━━━ PROVIDED RECORDS ━━━
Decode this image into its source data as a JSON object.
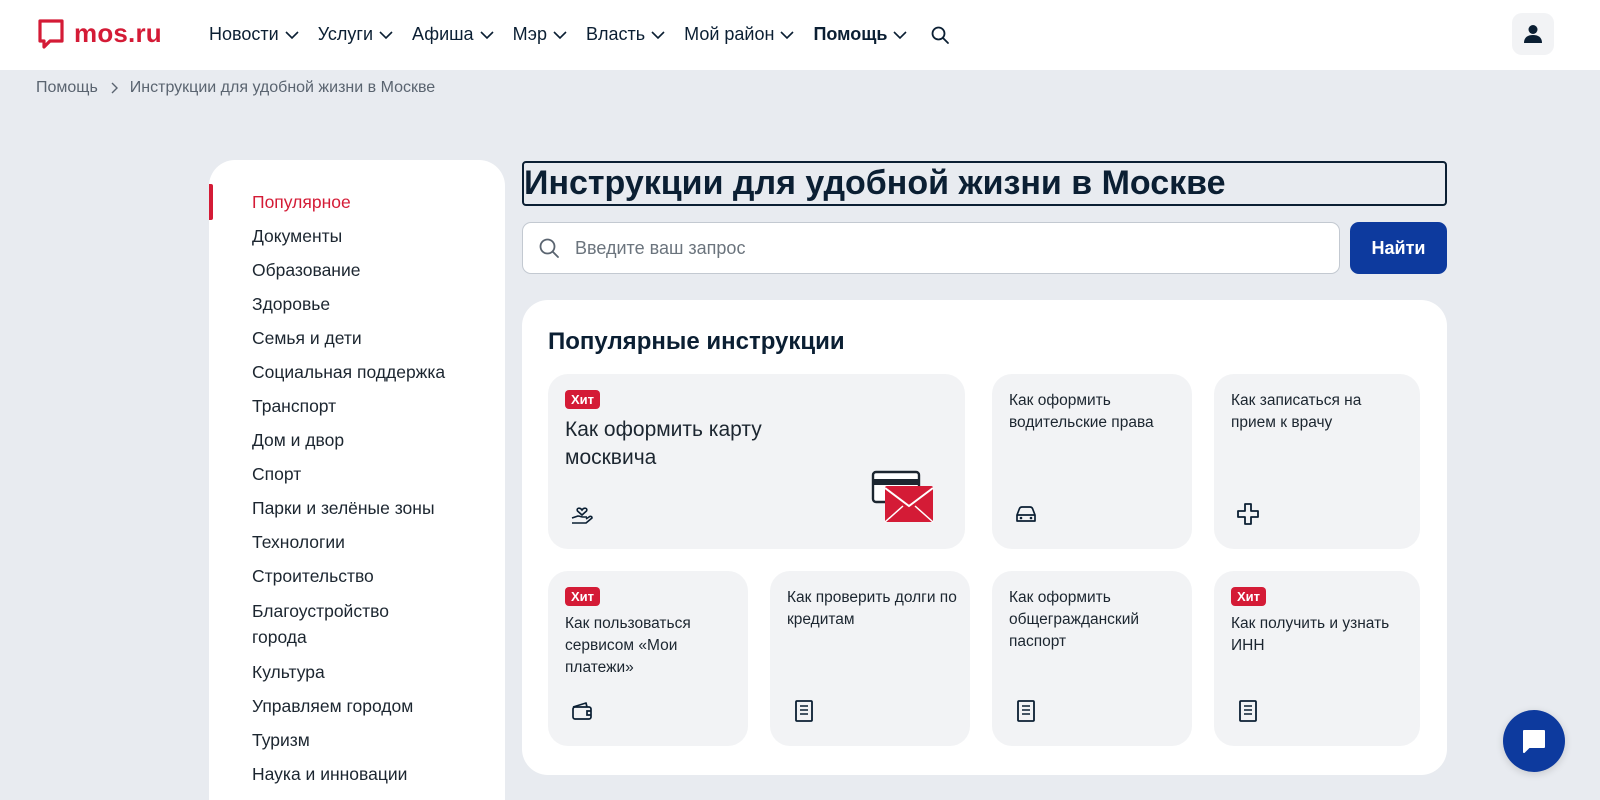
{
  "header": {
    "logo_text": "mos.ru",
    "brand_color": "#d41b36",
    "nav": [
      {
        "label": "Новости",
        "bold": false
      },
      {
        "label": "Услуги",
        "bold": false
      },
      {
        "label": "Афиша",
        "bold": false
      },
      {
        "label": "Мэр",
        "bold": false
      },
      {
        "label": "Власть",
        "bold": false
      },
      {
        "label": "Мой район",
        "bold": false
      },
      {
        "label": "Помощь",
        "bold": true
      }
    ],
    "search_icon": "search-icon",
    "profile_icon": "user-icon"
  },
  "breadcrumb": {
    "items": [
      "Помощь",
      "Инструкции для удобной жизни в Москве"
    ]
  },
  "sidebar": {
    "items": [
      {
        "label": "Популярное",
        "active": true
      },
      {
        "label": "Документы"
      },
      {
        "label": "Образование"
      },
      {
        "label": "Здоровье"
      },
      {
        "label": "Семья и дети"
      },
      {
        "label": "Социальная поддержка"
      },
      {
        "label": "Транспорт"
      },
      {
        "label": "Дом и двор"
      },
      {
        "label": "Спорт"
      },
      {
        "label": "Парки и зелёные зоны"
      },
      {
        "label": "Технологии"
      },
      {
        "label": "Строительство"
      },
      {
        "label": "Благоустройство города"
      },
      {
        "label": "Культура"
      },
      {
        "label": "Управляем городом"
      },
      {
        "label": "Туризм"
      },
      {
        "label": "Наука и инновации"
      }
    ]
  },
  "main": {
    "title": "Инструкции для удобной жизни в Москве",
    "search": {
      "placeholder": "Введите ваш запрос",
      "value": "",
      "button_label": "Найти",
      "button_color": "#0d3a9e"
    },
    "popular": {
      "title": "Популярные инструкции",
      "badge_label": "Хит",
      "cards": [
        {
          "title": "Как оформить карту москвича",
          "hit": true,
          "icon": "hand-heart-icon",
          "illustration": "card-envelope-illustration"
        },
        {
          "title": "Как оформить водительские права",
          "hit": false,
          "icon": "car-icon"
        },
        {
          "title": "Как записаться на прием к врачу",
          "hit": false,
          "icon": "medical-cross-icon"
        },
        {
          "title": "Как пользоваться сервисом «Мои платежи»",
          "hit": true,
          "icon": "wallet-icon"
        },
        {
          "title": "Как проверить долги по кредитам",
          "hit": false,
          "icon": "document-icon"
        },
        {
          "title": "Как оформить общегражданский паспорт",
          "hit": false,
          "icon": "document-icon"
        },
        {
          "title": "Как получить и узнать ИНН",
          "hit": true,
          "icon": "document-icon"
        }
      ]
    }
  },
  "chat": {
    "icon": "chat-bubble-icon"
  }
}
━━━
### WHAT IS ASKED
Search the entries for "оформить" and copy out each line that has it.

### SOLVED PROBLEM
          "title": "Как оформить карту москвича",
          "title": "Как оформить водительские права",
          "title": "Как оформить общегражданский паспорт",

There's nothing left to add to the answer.